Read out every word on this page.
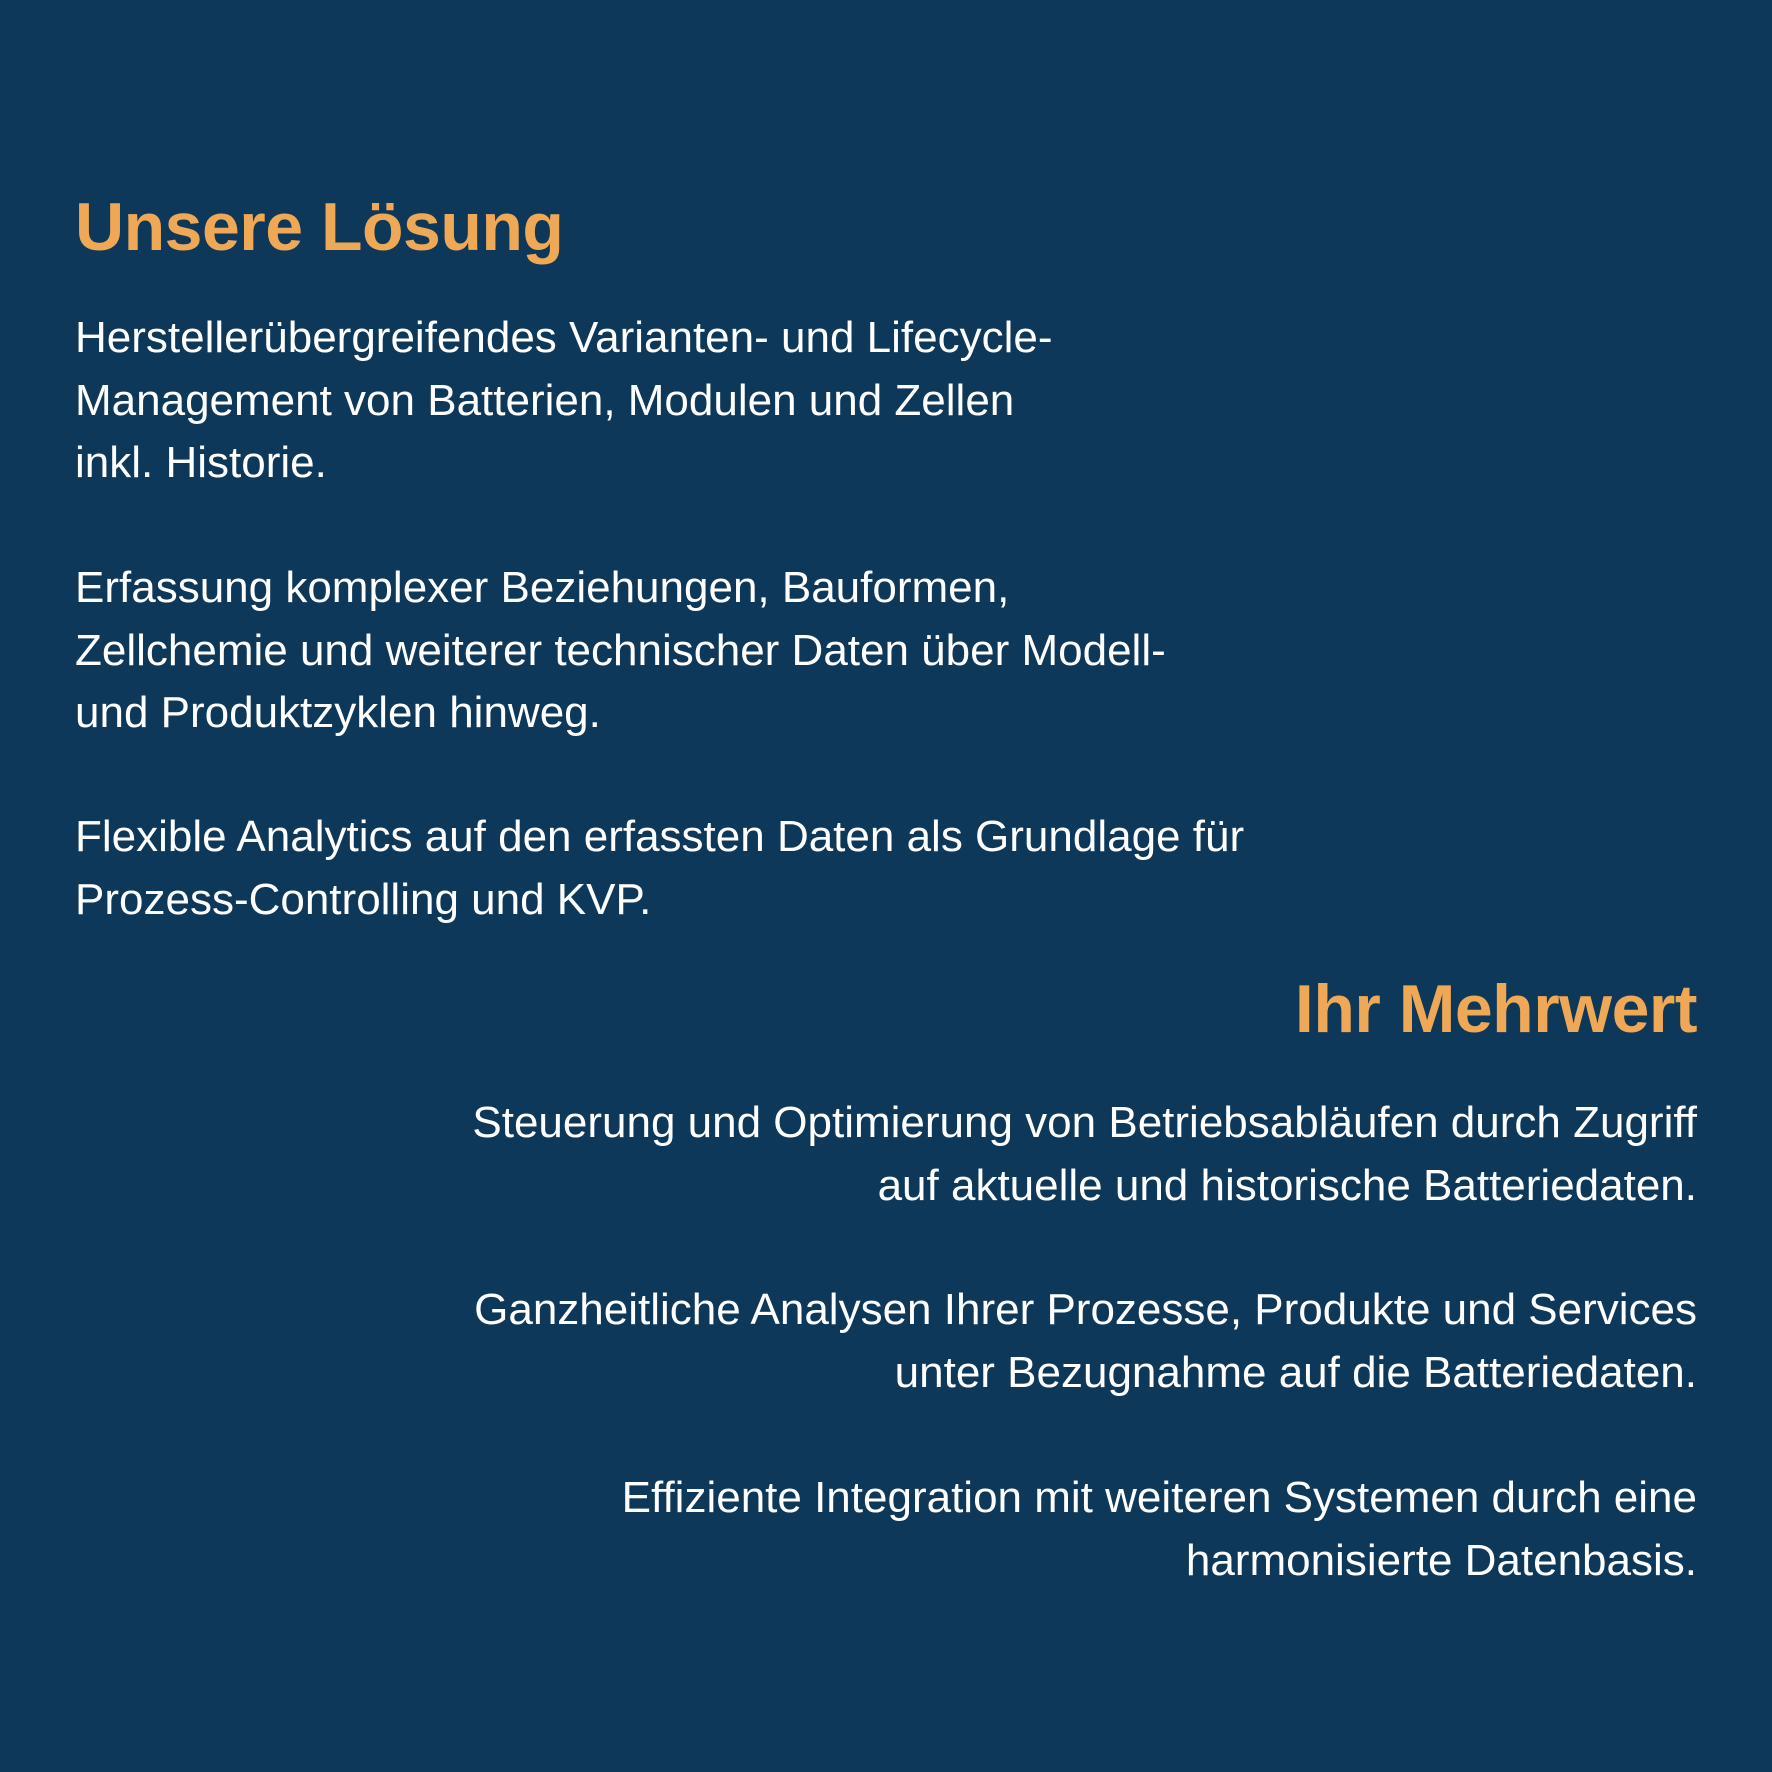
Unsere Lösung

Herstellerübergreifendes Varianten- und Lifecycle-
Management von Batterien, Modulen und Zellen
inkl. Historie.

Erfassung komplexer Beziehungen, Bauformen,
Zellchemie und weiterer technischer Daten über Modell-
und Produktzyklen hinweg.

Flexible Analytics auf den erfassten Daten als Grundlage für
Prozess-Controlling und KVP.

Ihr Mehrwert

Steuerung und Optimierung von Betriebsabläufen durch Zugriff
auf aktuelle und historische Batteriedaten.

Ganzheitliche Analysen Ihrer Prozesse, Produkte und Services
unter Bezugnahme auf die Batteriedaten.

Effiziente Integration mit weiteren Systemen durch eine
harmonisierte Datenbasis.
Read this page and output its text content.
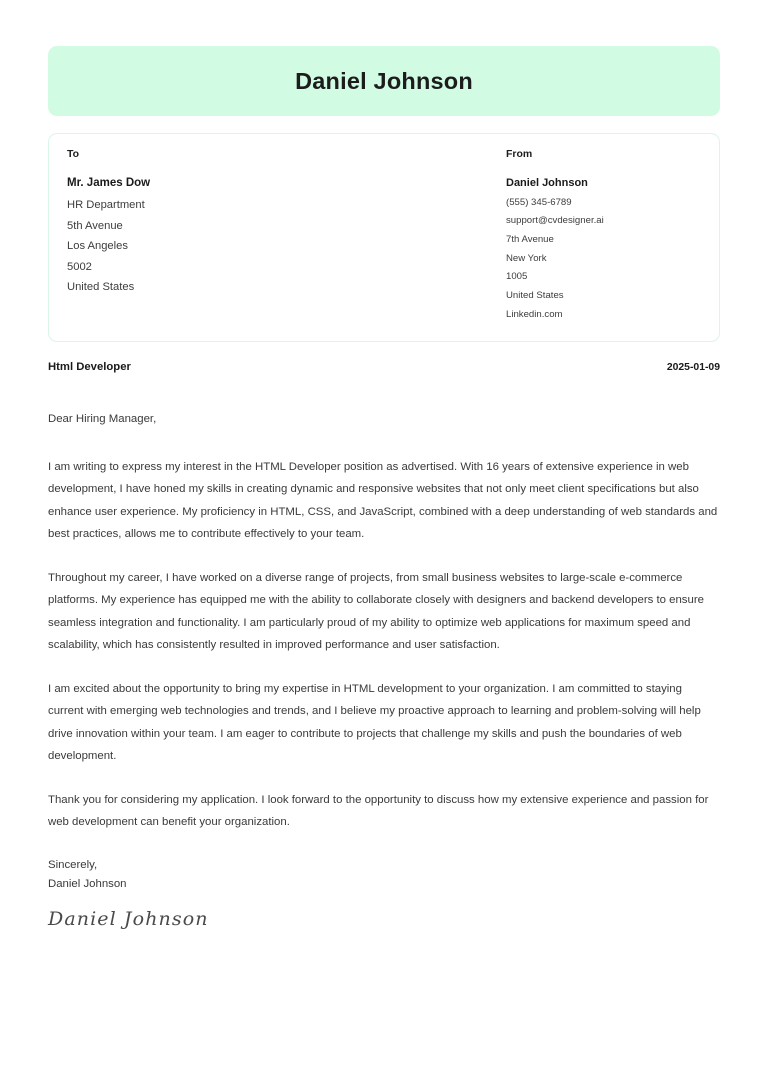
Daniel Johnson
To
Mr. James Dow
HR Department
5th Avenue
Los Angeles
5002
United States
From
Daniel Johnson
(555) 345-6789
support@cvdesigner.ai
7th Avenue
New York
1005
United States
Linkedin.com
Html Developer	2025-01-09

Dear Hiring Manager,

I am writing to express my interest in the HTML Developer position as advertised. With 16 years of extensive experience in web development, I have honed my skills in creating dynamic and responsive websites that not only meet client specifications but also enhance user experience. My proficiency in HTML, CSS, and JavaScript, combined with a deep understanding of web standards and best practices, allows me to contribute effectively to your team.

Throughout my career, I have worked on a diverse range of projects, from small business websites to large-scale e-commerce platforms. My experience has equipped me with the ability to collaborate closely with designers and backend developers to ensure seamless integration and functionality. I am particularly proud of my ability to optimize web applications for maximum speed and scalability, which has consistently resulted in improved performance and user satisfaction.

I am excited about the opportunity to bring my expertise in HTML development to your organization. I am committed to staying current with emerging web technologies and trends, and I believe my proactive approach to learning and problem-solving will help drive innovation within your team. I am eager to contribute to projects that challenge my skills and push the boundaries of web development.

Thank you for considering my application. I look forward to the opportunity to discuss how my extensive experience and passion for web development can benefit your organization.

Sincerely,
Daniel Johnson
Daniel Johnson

◆ ◆ ◆ ◆

* _Work required_:
Excluding the pictures, restate the records above word for word.

* _Finished exercise_:
Read out every word on this page.
Unsere Lösung

Herstellerübergreifendes Varianten- und Lifecycle-
Management von Batterien, Modulen und Zellen
inkl. Historie.

Erfassung komplexer Beziehungen, Bauformen,
Zellchemie und weiterer technischer Daten über Modell-
und Produktzyklen hinweg.

Flexible Analytics auf den erfassten Daten als Grundlage für
Prozess-Controlling und KVP.

Ihr Mehrwert

Steuerung und Optimierung von Betriebsabläufen durch Zugriff
auf aktuelle und historische Batteriedaten.

Ganzheitliche Analysen Ihrer Prozesse, Produkte und Services
unter Bezugnahme auf die Batteriedaten.

Effiziente Integration mit weiteren Systemen durch eine
harmonisierte Datenbasis.
Read this page and output its text content.
Daniel Johnson
To
Mr. James Dow
HR Department
5th Avenue
Los Angeles
5002
United States
From
Daniel Johnson
(555) 345-6789
support@cvdesigner.ai
7th Avenue
New York
1005
United States
Linkedin.com
Html Developer	2025-01-09

Dear Hiring Manager,

I am writing to express my interest in the HTML Developer position as advertised. With 16 years of extensive experience in web development, I have honed my skills in creating dynamic and responsive websites that not only meet client specifications but also enhance user experience. My proficiency in HTML, CSS, and JavaScript, combined with a deep understanding of web standards and best practices, allows me to contribute effectively to your team.

Throughout my career, I have worked on a diverse range of projects, from small business websites to large-scale e-commerce platforms. My experience has equipped me with the ability to collaborate closely with designers and backend developers to ensure seamless integration and functionality. I am particularly proud of my ability to optimize web applications for maximum speed and scalability, which has consistently resulted in improved performance and user satisfaction.

I am excited about the opportunity to bring my expertise in HTML development to your organization. I am committed to staying current with emerging web technologies and trends, and I believe my proactive approach to learning and problem-solving will help drive innovation within your team. I am eager to contribute to projects that challenge my skills and push the boundaries of web development.

Thank you for considering my application. I look forward to the opportunity to discuss how my extensive experience and passion for web development can benefit your organization.

Sincerely,
Daniel Johnson
Daniel Johnson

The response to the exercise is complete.